== DATA EXCERPTS

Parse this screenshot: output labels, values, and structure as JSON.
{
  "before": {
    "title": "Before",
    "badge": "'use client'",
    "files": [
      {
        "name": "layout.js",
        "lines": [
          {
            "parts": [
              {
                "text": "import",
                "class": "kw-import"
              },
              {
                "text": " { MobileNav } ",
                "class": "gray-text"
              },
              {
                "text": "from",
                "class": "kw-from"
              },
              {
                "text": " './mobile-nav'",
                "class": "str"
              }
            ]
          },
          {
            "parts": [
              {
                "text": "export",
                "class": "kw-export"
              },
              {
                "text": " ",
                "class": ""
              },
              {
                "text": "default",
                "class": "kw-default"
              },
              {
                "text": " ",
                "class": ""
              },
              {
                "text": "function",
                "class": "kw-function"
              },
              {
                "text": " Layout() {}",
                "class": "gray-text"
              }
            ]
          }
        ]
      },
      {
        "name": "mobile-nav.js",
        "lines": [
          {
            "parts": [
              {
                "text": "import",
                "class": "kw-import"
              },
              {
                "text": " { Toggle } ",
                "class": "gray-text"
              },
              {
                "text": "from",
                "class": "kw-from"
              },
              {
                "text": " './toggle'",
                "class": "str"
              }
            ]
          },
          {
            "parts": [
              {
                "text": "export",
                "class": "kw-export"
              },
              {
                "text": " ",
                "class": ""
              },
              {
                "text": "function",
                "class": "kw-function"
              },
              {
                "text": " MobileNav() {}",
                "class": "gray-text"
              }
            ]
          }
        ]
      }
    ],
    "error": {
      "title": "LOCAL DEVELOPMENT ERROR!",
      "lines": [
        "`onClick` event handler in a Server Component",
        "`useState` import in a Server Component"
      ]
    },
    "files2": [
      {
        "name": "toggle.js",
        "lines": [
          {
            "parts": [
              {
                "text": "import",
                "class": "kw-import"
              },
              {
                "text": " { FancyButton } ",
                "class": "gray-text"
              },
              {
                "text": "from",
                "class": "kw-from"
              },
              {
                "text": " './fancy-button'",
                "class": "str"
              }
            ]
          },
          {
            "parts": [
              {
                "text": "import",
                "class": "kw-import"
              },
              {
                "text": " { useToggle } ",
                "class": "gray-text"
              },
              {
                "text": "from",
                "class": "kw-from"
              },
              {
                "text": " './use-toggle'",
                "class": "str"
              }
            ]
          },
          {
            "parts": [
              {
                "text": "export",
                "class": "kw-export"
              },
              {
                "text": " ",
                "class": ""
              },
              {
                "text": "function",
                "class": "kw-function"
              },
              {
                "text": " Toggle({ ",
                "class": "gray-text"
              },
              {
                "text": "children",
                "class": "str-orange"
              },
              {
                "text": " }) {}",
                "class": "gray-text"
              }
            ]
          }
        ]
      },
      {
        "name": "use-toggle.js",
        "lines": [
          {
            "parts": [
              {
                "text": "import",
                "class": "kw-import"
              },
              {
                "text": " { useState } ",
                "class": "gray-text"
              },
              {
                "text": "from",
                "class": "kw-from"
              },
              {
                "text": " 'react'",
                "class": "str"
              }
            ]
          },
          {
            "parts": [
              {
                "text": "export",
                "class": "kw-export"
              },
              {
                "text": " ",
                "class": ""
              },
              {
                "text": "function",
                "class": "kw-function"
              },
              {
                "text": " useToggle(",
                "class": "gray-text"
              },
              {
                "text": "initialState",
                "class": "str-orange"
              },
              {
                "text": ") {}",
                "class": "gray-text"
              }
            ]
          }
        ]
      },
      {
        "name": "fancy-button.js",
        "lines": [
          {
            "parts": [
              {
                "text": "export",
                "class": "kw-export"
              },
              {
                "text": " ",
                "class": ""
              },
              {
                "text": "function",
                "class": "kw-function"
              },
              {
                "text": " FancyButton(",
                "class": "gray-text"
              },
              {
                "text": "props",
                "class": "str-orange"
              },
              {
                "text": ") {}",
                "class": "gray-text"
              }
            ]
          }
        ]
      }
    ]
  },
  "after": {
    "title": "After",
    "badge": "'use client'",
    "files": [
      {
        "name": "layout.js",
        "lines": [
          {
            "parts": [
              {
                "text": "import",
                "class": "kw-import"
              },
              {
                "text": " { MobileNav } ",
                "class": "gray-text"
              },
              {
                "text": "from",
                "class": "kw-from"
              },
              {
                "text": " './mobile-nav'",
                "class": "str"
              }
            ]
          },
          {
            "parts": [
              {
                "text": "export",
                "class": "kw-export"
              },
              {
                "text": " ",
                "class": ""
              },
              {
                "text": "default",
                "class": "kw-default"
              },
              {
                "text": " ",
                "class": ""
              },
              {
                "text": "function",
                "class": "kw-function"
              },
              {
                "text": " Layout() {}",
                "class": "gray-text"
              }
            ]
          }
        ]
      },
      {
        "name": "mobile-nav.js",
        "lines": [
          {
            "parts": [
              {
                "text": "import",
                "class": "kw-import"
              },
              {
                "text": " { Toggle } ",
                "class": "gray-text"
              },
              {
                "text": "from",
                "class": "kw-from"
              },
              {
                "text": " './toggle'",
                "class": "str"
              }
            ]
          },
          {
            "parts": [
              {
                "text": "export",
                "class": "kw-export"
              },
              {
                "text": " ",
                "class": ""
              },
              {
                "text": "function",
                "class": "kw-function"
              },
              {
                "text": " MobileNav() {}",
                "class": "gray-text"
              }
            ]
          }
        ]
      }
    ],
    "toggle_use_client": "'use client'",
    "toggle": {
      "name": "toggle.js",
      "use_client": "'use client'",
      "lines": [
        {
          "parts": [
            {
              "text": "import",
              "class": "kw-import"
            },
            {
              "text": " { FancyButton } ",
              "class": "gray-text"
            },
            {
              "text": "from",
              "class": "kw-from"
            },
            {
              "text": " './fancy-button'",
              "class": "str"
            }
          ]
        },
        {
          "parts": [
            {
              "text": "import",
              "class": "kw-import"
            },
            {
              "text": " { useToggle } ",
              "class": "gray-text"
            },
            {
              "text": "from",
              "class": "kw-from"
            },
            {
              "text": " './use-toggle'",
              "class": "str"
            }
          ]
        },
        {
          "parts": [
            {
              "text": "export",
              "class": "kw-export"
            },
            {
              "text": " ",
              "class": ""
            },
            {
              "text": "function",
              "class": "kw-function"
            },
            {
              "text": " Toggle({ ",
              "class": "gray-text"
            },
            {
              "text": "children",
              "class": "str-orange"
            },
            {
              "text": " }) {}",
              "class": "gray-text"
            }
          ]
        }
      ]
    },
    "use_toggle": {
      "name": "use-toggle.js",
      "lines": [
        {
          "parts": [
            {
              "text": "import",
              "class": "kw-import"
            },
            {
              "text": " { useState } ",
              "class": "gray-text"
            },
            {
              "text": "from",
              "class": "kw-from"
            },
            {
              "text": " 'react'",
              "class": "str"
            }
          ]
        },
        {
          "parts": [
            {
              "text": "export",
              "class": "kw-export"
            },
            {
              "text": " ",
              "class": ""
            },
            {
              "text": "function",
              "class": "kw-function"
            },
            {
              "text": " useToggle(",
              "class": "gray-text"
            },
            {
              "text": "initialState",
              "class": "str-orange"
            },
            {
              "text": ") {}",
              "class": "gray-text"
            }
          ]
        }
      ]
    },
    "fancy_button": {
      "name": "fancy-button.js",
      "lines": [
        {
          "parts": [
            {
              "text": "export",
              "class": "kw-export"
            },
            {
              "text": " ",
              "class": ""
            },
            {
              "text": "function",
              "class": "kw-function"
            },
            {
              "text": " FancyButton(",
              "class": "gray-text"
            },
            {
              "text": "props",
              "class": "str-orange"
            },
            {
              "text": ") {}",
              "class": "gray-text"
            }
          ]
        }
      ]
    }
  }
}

====

Output the data above exactly, please, line for line.

Parse this screenshot: output labels, values, and structure as JSON.
{
  "before": {
    "title": "Before",
    "badge": "'use client'",
    "files": [
      {
        "name": "layout.js",
        "lines": [
          {
            "parts": [
              {
                "text": "import",
                "class": "kw-import"
              },
              {
                "text": " { MobileNav } ",
                "class": "gray-text"
              },
              {
                "text": "from",
                "class": "kw-from"
              },
              {
                "text": " './mobile-nav'",
                "class": "str"
              }
            ]
          },
          {
            "parts": [
              {
                "text": "export",
                "class": "kw-export"
              },
              {
                "text": " ",
                "class": ""
              },
              {
                "text": "default",
                "class": "kw-default"
              },
              {
                "text": " ",
                "class": ""
              },
              {
                "text": "function",
                "class": "kw-function"
              },
              {
                "text": " Layout() {}",
                "class": "gray-text"
              }
            ]
          }
        ]
      },
      {
        "name": "mobile-nav.js",
        "lines": [
          {
            "parts": [
              {
                "text": "import",
                "class": "kw-import"
              },
              {
                "text": " { Toggle } ",
                "class": "gray-text"
              },
              {
                "text": "from",
                "class": "kw-from"
              },
              {
                "text": " './toggle'",
                "class": "str"
              }
            ]
          },
          {
            "parts": [
              {
                "text": "export",
                "class": "kw-export"
              },
              {
                "text": " ",
                "class": ""
              },
              {
                "text": "function",
                "class": "kw-function"
              },
              {
                "text": " MobileNav() {}",
                "class": "gray-text"
              }
            ]
          }
        ]
      }
    ],
    "error": {
      "title": "LOCAL DEVELOPMENT ERROR!",
      "lines": [
        "`onClick` event handler in a Server Component",
        "`useState` import in a Server Component"
      ]
    },
    "files2": [
      {
        "name": "toggle.js",
        "lines": [
          {
            "parts": [
              {
                "text": "import",
                "class": "kw-import"
              },
              {
                "text": " { FancyButton } ",
                "class": "gray-text"
              },
              {
                "text": "from",
                "class": "kw-from"
              },
              {
                "text": " './fancy-button'",
                "class": "str"
              }
            ]
          },
          {
            "parts": [
              {
                "text": "import",
                "class": "kw-import"
              },
              {
                "text": " { useToggle } ",
                "class": "gray-text"
              },
              {
                "text": "from",
                "class": "kw-from"
              },
              {
                "text": " './use-toggle'",
                "class": "str"
              }
            ]
          },
          {
            "parts": [
              {
                "text": "export",
                "class": "kw-export"
              },
              {
                "text": " ",
                "class": ""
              },
              {
                "text": "function",
                "class": "kw-function"
              },
              {
                "text": " Toggle({ ",
                "class": "gray-text"
              },
              {
                "text": "children",
                "class": "str-orange"
              },
              {
                "text": " }) {}",
                "class": "gray-text"
              }
            ]
          }
        ]
      },
      {
        "name": "use-toggle.js",
        "lines": [
          {
            "parts": [
              {
                "text": "import",
                "class": "kw-import"
              },
              {
                "text": " { useState } ",
                "class": "gray-text"
              },
              {
                "text": "from",
                "class": "kw-from"
              },
              {
                "text": " 'react'",
                "class": "str"
              }
            ]
          },
          {
            "parts": [
              {
                "text": "export",
                "class": "kw-export"
              },
              {
                "text": " ",
                "class": ""
              },
              {
                "text": "function",
                "class": "kw-function"
              },
              {
                "text": " useToggle(",
                "class": "gray-text"
              },
              {
                "text": "initialState",
                "class": "str-orange"
              },
              {
                "text": ") {}",
                "class": "gray-text"
              }
            ]
          }
        ]
      },
      {
        "name": "fancy-button.js",
        "lines": [
          {
            "parts": [
              {
                "text": "export",
                "class": "kw-export"
              },
              {
                "text": " ",
                "class": ""
              },
              {
                "text": "function",
                "class": "kw-function"
              },
              {
                "text": " FancyButton(",
                "class": "gray-text"
              },
              {
                "text": "props",
                "class": "str-orange"
              },
              {
                "text": ") {}",
                "class": "gray-text"
              }
            ]
          }
        ]
      }
    ]
  },
  "after": {
    "title": "After",
    "badge": "'use client'",
    "files": [
      {
        "name": "layout.js",
        "lines": [
          {
            "parts": [
              {
                "text": "import",
                "class": "kw-import"
              },
              {
                "text": " { MobileNav } ",
                "class": "gray-text"
              },
              {
                "text": "from",
                "class": "kw-from"
              },
              {
                "text": " './mobile-nav'",
                "class": "str"
              }
            ]
          },
          {
            "parts": [
              {
                "text": "export",
                "class": "kw-export"
              },
              {
                "text": " ",
                "class": ""
              },
              {
                "text": "default",
                "class": "kw-default"
              },
              {
                "text": " ",
                "class": ""
              },
              {
                "text": "function",
                "class": "kw-function"
              },
              {
                "text": " Layout() {}",
                "class": "gray-text"
              }
            ]
          }
        ]
      },
      {
        "name": "mobile-nav.js",
        "lines": [
          {
            "parts": [
              {
                "text": "import",
                "class": "kw-import"
              },
              {
                "text": " { Toggle } ",
                "class": "gray-text"
              },
              {
                "text": "from",
                "class": "kw-from"
              },
              {
                "text": " './toggle'",
                "class": "str"
              }
            ]
          },
          {
            "parts": [
              {
                "text": "export",
                "class": "kw-export"
              },
              {
                "text": " ",
                "class": ""
              },
              {
                "text": "function",
                "class": "kw-function"
              },
              {
                "text": " MobileNav() {}",
                "class": "gray-text"
              }
            ]
          }
        ]
      }
    ],
    "toggle_use_client": "'use client'",
    "toggle": {
      "name": "toggle.js",
      "use_client": "'use client'",
      "lines": [
        {
          "parts": [
            {
              "text": "import",
              "class": "kw-import"
            },
            {
              "text": " { FancyButton } ",
              "class": "gray-text"
            },
            {
              "text": "from",
              "class": "kw-from"
            },
            {
              "text": " './fancy-button'",
              "class": "str"
            }
          ]
        },
        {
          "parts": [
            {
              "text": "import",
              "class": "kw-import"
            },
            {
              "text": " { useToggle } ",
              "class": "gray-text"
            },
            {
              "text": "from",
              "class": "kw-from"
            },
            {
              "text": " './use-toggle'",
              "class": "str"
            }
          ]
        },
        {
          "parts": [
            {
              "text": "export",
              "class": "kw-export"
            },
            {
              "text": " ",
              "class": ""
            },
            {
              "text": "function",
              "class": "kw-function"
            },
            {
              "text": " Toggle({ ",
              "class": "gray-text"
            },
            {
              "text": "children",
              "class": "str-orange"
            },
            {
              "text": " }) {}",
              "class": "gray-text"
            }
          ]
        }
      ]
    },
    "use_toggle": {
      "name": "use-toggle.js",
      "lines": [
        {
          "parts": [
            {
              "text": "import",
              "class": "kw-import"
            },
            {
              "text": " { useState } ",
              "class": "gray-text"
            },
            {
              "text": "from",
              "class": "kw-from"
            },
            {
              "text": " 'react'",
              "class": "str"
            }
          ]
        },
        {
          "parts": [
            {
              "text": "export",
              "class": "kw-export"
            },
            {
              "text": " ",
              "class": ""
            },
            {
              "text": "function",
              "class": "kw-function"
            },
            {
              "text": " useToggle(",
              "class": "gray-text"
            },
            {
              "text": "initialState",
              "class": "str-orange"
            },
            {
              "text": ") {}",
              "class": "gray-text"
            }
          ]
        }
      ]
    },
    "fancy_button": {
      "name": "fancy-button.js",
      "lines": [
        {
          "parts": [
            {
              "text": "export",
              "class": "kw-export"
            },
            {
              "text": " ",
              "class": ""
            },
            {
              "text": "function",
              "class": "kw-function"
            },
            {
              "text": " FancyButton(",
              "class": "gray-text"
            },
            {
              "text": "props",
              "class": "str-orange"
            },
            {
              "text": ") {}",
              "class": "gray-text"
            }
          ]
        }
      ]
    }
  }
}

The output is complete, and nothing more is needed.